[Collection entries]
"""

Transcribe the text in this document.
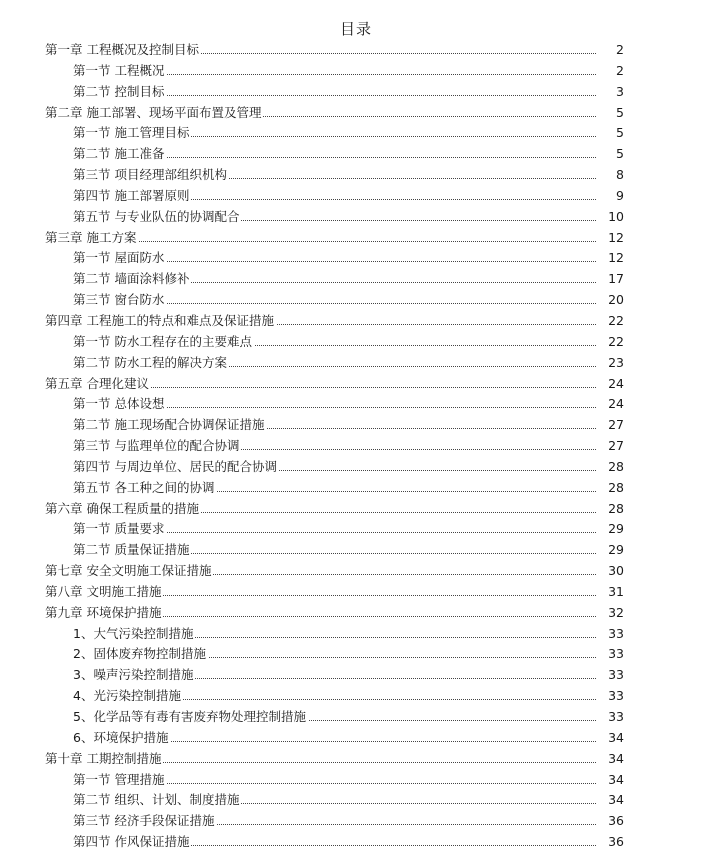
目录
第一章 工程概况及控制目标	2
第一节 工程概况	2
第二节 控制目标	3
第二章 施工部署、现场平面布置及管理	5
第一节 施工管理目标	5
第二节 施工准备	5
第三节 项目经理部组织机构	8
第四节 施工部署原则	9
第五节 与专业队伍的协调配合	10
第三章 施工方案	12
第一节 屋面防水	12
第二节 墙面涂料修补	17
第三节 窗台防水	20
第四章 工程施工的特点和难点及保证措施	22
第一节 防水工程存在的主要难点	22
第二节 防水工程的解决方案	23
第五章 合理化建议	24
第一节 总体设想	24
第二节 施工现场配合协调保证措施	27
第三节 与监理单位的配合协调	27
第四节 与周边单位、居民的配合协调	28
第五节 各工种之间的协调	28
第六章 确保工程质量的措施	28
第一节 质量要求	29
第二节 质量保证措施	29
第七章 安全文明施工保证措施	30
第八章 文明施工措施	31
第九章 环境保护措施	32
1、大气污染控制措施	33
2、固体废弃物控制措施	33
3、噪声污染控制措施	33
4、光污染控制措施	33
5、化学品等有毒有害废弃物处理控制措施	33
6、环境保护措施	34
第十章 工期控制措施	34
第一节 管理措施	34
第二节 组织、计划、制度措施	34
第三节 经济手段保证措施	36
第四节 作风保证措施	36
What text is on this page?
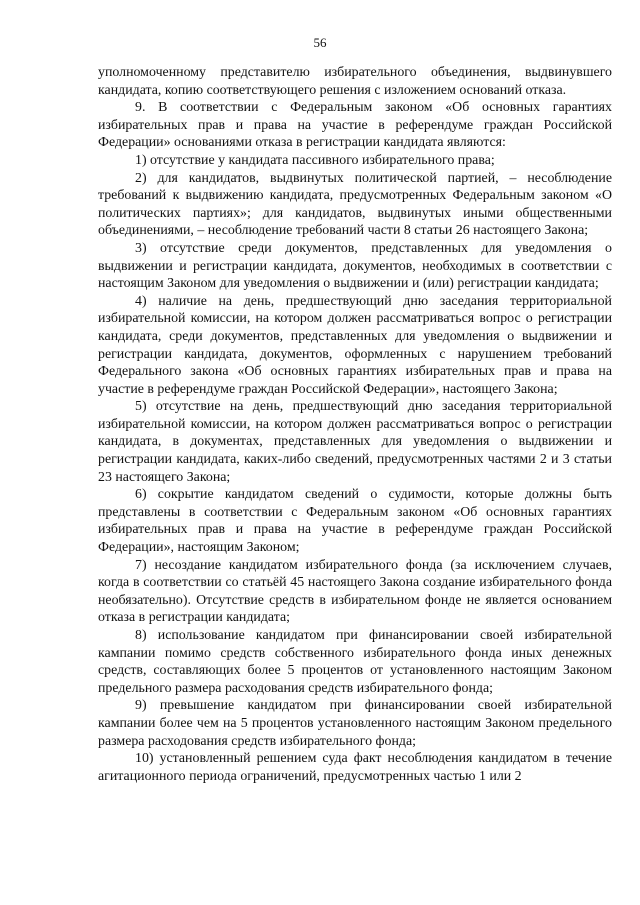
56

уполномоченному представителю избирательного объединения, выдвинувшего кандидата, копию соответствующего решения с изложением оснований отказа.

9. В соответствии с Федеральным законом «Об основных гарантиях избирательных прав и права на участие в референдуме граждан Российской Федерации» основаниями отказа в регистрации кандидата являются:

1) отсутствие у кандидата пассивного избирательного права;

2) для кандидатов, выдвинутых политической партией, – несоблюдение требований к выдвижению кандидата, предусмотренных Федеральным законом «О политических партиях»; для кандидатов, выдвинутых иными общественными объединениями, – несоблюдение требований части 8 статьи 26 настоящего Закона;

3) отсутствие среди документов, представленных для уведомления о выдвижении и регистрации кандидата, документов, необходимых в соответствии с настоящим Законом для уведомления о выдвижении и (или) регистрации кандидата;

4) наличие на день, предшествующий дню заседания территориальной избирательной комиссии, на котором должен рассматриваться вопрос о регистрации кандидата, среди документов, представленных для уведомления о выдвижении и регистрации кандидата, документов, оформленных с нарушением требований Федерального закона «Об основных гарантиях избирательных прав и права на участие в референдуме граждан Российской Федерации», настоящего Закона;

5) отсутствие на день, предшествующий дню заседания территориальной избирательной комиссии, на котором должен рассматриваться вопрос о регистрации кандидата, в документах, представленных для уведомления о выдвижении и регистрации кандидата, каких-либо сведений, предусмотренных частями 2 и 3 статьи 23 настоящего Закона;

6) сокрытие кандидатом сведений о судимости, которые должны быть представлены в соответствии с Федеральным законом «Об основных гарантиях избирательных прав и права на участие в референдуме граждан Российской Федерации», настоящим Законом;

7) несоздание кандидатом избирательного фонда (за исключением случаев, когда в соответствии со статьёй 45 настоящего Закона создание избирательного фонда необязательно). Отсутствие средств в избирательном фонде не является основанием отказа в регистрации кандидата;

8) использование кандидатом при финансировании своей избирательной кампании помимо средств собственного избирательного фонда иных денежных средств, составляющих более 5 процентов от установленного настоящим Законом предельного размера расходования средств избирательного фонда;

9) превышение кандидатом при финансировании своей избирательной кампании более чем на 5 процентов установленного настоящим Законом предельного размера расходования средств избирательного фонда;

10) установленный решением суда факт несоблюдения кандидатом в течение агитационного периода ограничений, предусмотренных частью 1 или 2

"""

Repeat the full listing above exactly, with no pictures in the copy.

> ANSWER TO THIS EXERCISE
Transcribe the text in this document.
目录
第一章 工程概况及控制目标	2
第一节 工程概况	2
第二节 控制目标	3
第二章 施工部署、现场平面布置及管理	5
第一节 施工管理目标	5
第二节 施工准备	5
第三节 项目经理部组织机构	8
第四节 施工部署原则	9
第五节 与专业队伍的协调配合	10
第三章 施工方案	12
第一节 屋面防水	12
第二节 墙面涂料修补	17
第三节 窗台防水	20
第四章 工程施工的特点和难点及保证措施	22
第一节 防水工程存在的主要难点	22
第二节 防水工程的解决方案	23
第五章 合理化建议	24
第一节 总体设想	24
第二节 施工现场配合协调保证措施	27
第三节 与监理单位的配合协调	27
第四节 与周边单位、居民的配合协调	28
第五节 各工种之间的协调	28
第六章 确保工程质量的措施	28
第一节 质量要求	29
第二节 质量保证措施	29
第七章 安全文明施工保证措施	30
第八章 文明施工措施	31
第九章 环境保护措施	32
1、大气污染控制措施	33
2、固体废弃物控制措施	33
3、噪声污染控制措施	33
4、光污染控制措施	33
5、化学品等有毒有害废弃物处理控制措施	33
6、环境保护措施	34
第十章 工期控制措施	34
第一节 管理措施	34
第二节 组织、计划、制度措施	34
第三节 经济手段保证措施	36
第四节 作风保证措施	36
What text is on this page?
56

уполномоченному представителю избирательного объединения, выдвинувшего кандидата, копию соответствующего решения с изложением оснований отказа.

9. В соответствии с Федеральным законом «Об основных гарантиях избирательных прав и права на участие в референдуме граждан Российской Федерации» основаниями отказа в регистрации кандидата являются:

1) отсутствие у кандидата пассивного избирательного права;

2) для кандидатов, выдвинутых политической партией, – несоблюдение требований к выдвижению кандидата, предусмотренных Федеральным законом «О политических партиях»; для кандидатов, выдвинутых иными общественными объединениями, – несоблюдение требований части 8 статьи 26 настоящего Закона;

3) отсутствие среди документов, представленных для уведомления о выдвижении и регистрации кандидата, документов, необходимых в соответствии с настоящим Законом для уведомления о выдвижении и (или) регистрации кандидата;

4) наличие на день, предшествующий дню заседания территориальной избирательной комиссии, на котором должен рассматриваться вопрос о регистрации кандидата, среди документов, представленных для уведомления о выдвижении и регистрации кандидата, документов, оформленных с нарушением требований Федерального закона «Об основных гарантиях избирательных прав и права на участие в референдуме граждан Российской Федерации», настоящего Закона;

5) отсутствие на день, предшествующий дню заседания территориальной избирательной комиссии, на котором должен рассматриваться вопрос о регистрации кандидата, в документах, представленных для уведомления о выдвижении и регистрации кандидата, каких-либо сведений, предусмотренных частями 2 и 3 статьи 23 настоящего Закона;

6) сокрытие кандидатом сведений о судимости, которые должны быть представлены в соответствии с Федеральным законом «Об основных гарантиях избирательных прав и права на участие в референдуме граждан Российской Федерации», настоящим Законом;

7) несоздание кандидатом избирательного фонда (за исключением случаев, когда в соответствии со статьёй 45 настоящего Закона создание избирательного фонда необязательно). Отсутствие средств в избирательном фонде не является основанием отказа в регистрации кандидата;

8) использование кандидатом при финансировании своей избирательной кампании помимо средств собственного избирательного фонда иных денежных средств, составляющих более 5 процентов от установленного настоящим Законом предельного размера расходования средств избирательного фонда;

9) превышение кандидатом при финансировании своей избирательной кампании более чем на 5 процентов установленного настоящим Законом предельного размера расходования средств избирательного фонда;

10) установленный решением суда факт несоблюдения кандидатом в течение агитационного периода ограничений, предусмотренных частью 1 или 2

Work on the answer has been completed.